Collected data entries
::::

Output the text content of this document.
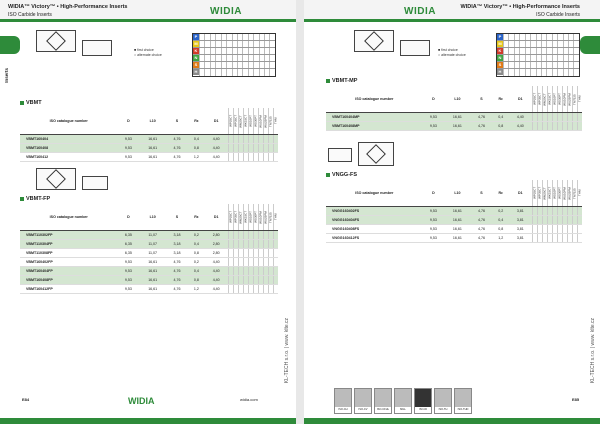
WIDIA™ Victory™ • High-Performance Inserts
ISO Carbide Inserts	WIDIA
Inserts
■ first choice
○ alternate choice
P
M
K
N
S
H
VBMT
ISO catalogue number	D	L10	S	Rε	D1	WP25CT	WP35CT	WM25CT	WK15CT	WS10PT	WS30PT	WU10PM	WU25PM	TN7525	THM
VBMT160404	9,53	16,61	4,76	0,4	4,40										
VBMT160408	9,53	16,61	4,76	0,8	4,40										
VBMT160412	9,53	16,61	4,76	1,2	4,40										
VBMT-FP
ISO catalogue number	D	L10	S	Rε	D1	WP25CT	WP35CT	WM25CT	WK15CT	WS10PT	WS30PT	WU10PM	WU25PM	TN7525	THM
VBMT110302FP	6,35	11,07	3,18	0,2	2,80										
VBMT110304FP	6,35	11,07	3,18	0,4	2,80										
VBMT110308FP	6,35	11,07	3,18	0,8	2,80										
VBMT160402FP	9,53	16,61	4,76	0,2	4,40										
VBMT160404FP	9,53	16,61	4,76	0,4	4,40										
VBMT160408FP	9,53	16,61	4,76	0,8	4,40										
VBMT160412FP	9,53	16,61	4,76	1,2	4,40										
KL-TECH s.r.o. | www. klte.cz
E84	WIDIA	widia.com
WIDIA	WIDIA™ Victory™ • High-Performance Inserts
ISO Carbide Inserts
■ first choice
○ alternate choice
P
M
K
N
S
H
VBMT-MP
ISO catalogue number	D	L10	S	Rε	D1	WP25CT	WP35CT	WM25CT	WK15CT	WS10PT	WS30PT	WU10PM	WU25PM	TN7525	THM
VBMT160404MP	9,53	16,61	4,76	0,4	4,40										
VBMT160408MP	9,53	16,61	4,76	0,8	4,40										
VNGG-FS
ISO catalogue number	D	L10	S	Rε	D1	WP25CT	WP35CT	WM25CT	WK15CT	WS10PT	WS30PT	WU10PM	WU25PM	TN7525	THM
VNGG160402FS	9,53	16,61	4,76	0,2	3,81										
VNGG160404FS	9,53	16,61	4,76	0,4	3,81										
VNGG160408FS	9,53	16,61	4,76	0,8	3,81										
VNGG160412FS	9,53	16,61	4,76	1,2	3,81										
KL-TECH s.r.o. | www. klte.cz
ISO-CH	ISO-CV	ISO-CFHL	MILL	ISO-ID	ISO-TH	ISO-THD
E85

::::

» **Task objective**:
Copy out every line from the data above that has "Victory" in it.

» **Right answer**:
WIDIA™ Victory™ • High-Performance Inserts
WIDIA	WIDIA™ Victory™ • High-Performance Inserts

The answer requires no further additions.